### Directive
Output the material below in its entirety, exactly as given.

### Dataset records
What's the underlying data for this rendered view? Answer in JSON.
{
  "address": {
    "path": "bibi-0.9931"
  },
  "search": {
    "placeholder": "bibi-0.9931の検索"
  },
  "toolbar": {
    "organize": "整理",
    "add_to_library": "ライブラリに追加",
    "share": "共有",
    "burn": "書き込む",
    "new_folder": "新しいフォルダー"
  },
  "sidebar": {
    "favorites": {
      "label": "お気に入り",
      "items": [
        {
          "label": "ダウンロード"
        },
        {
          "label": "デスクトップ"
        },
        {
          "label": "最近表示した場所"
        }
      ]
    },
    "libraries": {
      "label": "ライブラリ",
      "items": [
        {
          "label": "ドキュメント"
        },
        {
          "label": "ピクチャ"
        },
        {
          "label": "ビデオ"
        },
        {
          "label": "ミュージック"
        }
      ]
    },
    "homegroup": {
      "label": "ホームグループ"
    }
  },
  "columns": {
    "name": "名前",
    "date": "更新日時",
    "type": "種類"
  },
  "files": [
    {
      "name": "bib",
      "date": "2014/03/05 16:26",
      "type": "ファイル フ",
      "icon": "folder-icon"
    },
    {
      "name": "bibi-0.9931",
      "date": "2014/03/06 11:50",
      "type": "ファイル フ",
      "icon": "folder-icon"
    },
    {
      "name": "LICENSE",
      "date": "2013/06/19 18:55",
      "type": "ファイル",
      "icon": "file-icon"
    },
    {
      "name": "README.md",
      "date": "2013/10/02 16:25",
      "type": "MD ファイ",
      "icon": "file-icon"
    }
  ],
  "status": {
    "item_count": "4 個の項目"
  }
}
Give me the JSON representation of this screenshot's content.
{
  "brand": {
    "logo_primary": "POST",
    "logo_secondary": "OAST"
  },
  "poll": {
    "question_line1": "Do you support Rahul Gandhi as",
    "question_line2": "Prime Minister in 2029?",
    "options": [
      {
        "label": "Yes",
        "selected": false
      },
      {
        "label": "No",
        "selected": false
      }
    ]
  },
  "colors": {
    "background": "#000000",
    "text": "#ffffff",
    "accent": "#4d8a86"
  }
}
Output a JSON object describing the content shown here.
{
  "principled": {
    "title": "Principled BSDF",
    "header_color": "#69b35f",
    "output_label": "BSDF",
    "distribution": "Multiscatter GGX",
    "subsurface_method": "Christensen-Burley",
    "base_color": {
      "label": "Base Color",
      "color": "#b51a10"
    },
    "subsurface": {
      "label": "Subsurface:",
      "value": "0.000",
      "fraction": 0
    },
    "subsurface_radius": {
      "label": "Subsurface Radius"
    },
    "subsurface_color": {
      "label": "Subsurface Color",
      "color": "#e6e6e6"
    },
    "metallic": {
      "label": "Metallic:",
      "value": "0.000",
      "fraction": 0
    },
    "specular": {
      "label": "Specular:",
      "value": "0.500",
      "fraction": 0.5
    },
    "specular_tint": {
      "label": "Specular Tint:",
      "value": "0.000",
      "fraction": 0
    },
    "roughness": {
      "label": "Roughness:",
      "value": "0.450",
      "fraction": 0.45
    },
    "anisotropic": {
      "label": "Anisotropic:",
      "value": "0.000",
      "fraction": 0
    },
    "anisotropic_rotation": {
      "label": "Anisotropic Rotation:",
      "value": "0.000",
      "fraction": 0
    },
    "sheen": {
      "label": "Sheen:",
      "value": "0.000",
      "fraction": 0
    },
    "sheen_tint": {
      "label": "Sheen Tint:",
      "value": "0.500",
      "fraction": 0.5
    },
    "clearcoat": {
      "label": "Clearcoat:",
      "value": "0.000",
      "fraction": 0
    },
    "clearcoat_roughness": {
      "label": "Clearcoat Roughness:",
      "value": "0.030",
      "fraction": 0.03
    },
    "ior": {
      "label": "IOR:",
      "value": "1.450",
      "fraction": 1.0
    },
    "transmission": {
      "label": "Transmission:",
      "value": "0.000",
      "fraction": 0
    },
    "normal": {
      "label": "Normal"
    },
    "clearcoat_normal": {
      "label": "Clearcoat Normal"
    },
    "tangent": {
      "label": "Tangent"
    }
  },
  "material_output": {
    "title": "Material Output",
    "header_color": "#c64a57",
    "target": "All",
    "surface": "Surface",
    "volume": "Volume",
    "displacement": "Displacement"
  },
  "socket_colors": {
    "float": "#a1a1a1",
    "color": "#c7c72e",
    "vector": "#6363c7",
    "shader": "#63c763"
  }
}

### Exercise result
What's the underlying data for this rendered view? Answer in JSON.
{
  "address": {
    "path": "bibi-0.9931"
  },
  "search": {
    "placeholder": "bibi-0.9931の検索"
  },
  "toolbar": {
    "organize": "整理",
    "add_to_library": "ライブラリに追加",
    "share": "共有",
    "burn": "書き込む",
    "new_folder": "新しいフォルダー"
  },
  "sidebar": {
    "favorites": {
      "label": "お気に入り",
      "items": [
        {
          "label": "ダウンロード"
        },
        {
          "label": "デスクトップ"
        },
        {
          "label": "最近表示した場所"
        }
      ]
    },
    "libraries": {
      "label": "ライブラリ",
      "items": [
        {
          "label": "ドキュメント"
        },
        {
          "label": "ピクチャ"
        },
        {
          "label": "ビデオ"
        },
        {
          "label": "ミュージック"
        }
      ]
    },
    "homegroup": {
      "label": "ホームグループ"
    }
  },
  "columns": {
    "name": "名前",
    "date": "更新日時",
    "type": "種類"
  },
  "files": [
    {
      "name": "bib",
      "date": "2014/03/05 16:26",
      "type": "ファイル フ",
      "icon": "folder-icon"
    },
    {
      "name": "bibi-0.9931",
      "date": "2014/03/06 11:50",
      "type": "ファイル フ",
      "icon": "folder-icon"
    },
    {
      "name": "LICENSE",
      "date": "2013/06/19 18:55",
      "type": "ファイル",
      "icon": "file-icon"
    },
    {
      "name": "README.md",
      "date": "2013/10/02 16:25",
      "type": "MD ファイ",
      "icon": "file-icon"
    }
  ],
  "status": {
    "item_count": "4 個の項目"
  }
}
Give me the JSON representation of this screenshot's content.
{
  "brand": {
    "logo_primary": "POST",
    "logo_secondary": "OAST"
  },
  "poll": {
    "question_line1": "Do you support Rahul Gandhi as",
    "question_line2": "Prime Minister in 2029?",
    "options": [
      {
        "label": "Yes",
        "selected": false
      },
      {
        "label": "No",
        "selected": false
      }
    ]
  },
  "colors": {
    "background": "#000000",
    "text": "#ffffff",
    "accent": "#4d8a86"
  }
}
Output a JSON object describing the content shown here.
{
  "principled": {
    "title": "Principled BSDF",
    "header_color": "#69b35f",
    "output_label": "BSDF",
    "distribution": "Multiscatter GGX",
    "subsurface_method": "Christensen-Burley",
    "base_color": {
      "label": "Base Color",
      "color": "#b51a10"
    },
    "subsurface": {
      "label": "Subsurface:",
      "value": "0.000",
      "fraction": 0
    },
    "subsurface_radius": {
      "label": "Subsurface Radius"
    },
    "subsurface_color": {
      "label": "Subsurface Color",
      "color": "#e6e6e6"
    },
    "metallic": {
      "label": "Metallic:",
      "value": "0.000",
      "fraction": 0
    },
    "specular": {
      "label": "Specular:",
      "value": "0.500",
      "fraction": 0.5
    },
    "specular_tint": {
      "label": "Specular Tint:",
      "value": "0.000",
      "fraction": 0
    },
    "roughness": {
      "label": "Roughness:",
      "value": "0.450",
      "fraction": 0.45
    },
    "anisotropic": {
      "label": "Anisotropic:",
      "value": "0.000",
      "fraction": 0
    },
    "anisotropic_rotation": {
      "label": "Anisotropic Rotation:",
      "value": "0.000",
      "fraction": 0
    },
    "sheen": {
      "label": "Sheen:",
      "value": "0.000",
      "fraction": 0
    },
    "sheen_tint": {
      "label": "Sheen Tint:",
      "value": "0.500",
      "fraction": 0.5
    },
    "clearcoat": {
      "label": "Clearcoat:",
      "value": "0.000",
      "fraction": 0
    },
    "clearcoat_roughness": {
      "label": "Clearcoat Roughness:",
      "value": "0.030",
      "fraction": 0.03
    },
    "ior": {
      "label": "IOR:",
      "value": "1.450",
      "fraction": 1.0
    },
    "transmission": {
      "label": "Transmission:",
      "value": "0.000",
      "fraction": 0
    },
    "normal": {
      "label": "Normal"
    },
    "clearcoat_normal": {
      "label": "Clearcoat Normal"
    },
    "tangent": {
      "label": "Tangent"
    }
  },
  "material_output": {
    "title": "Material Output",
    "header_color": "#c64a57",
    "target": "All",
    "surface": "Surface",
    "volume": "Volume",
    "displacement": "Displacement"
  },
  "socket_colors": {
    "float": "#a1a1a1",
    "color": "#c7c72e",
    "vector": "#6363c7",
    "shader": "#63c763"
  }
}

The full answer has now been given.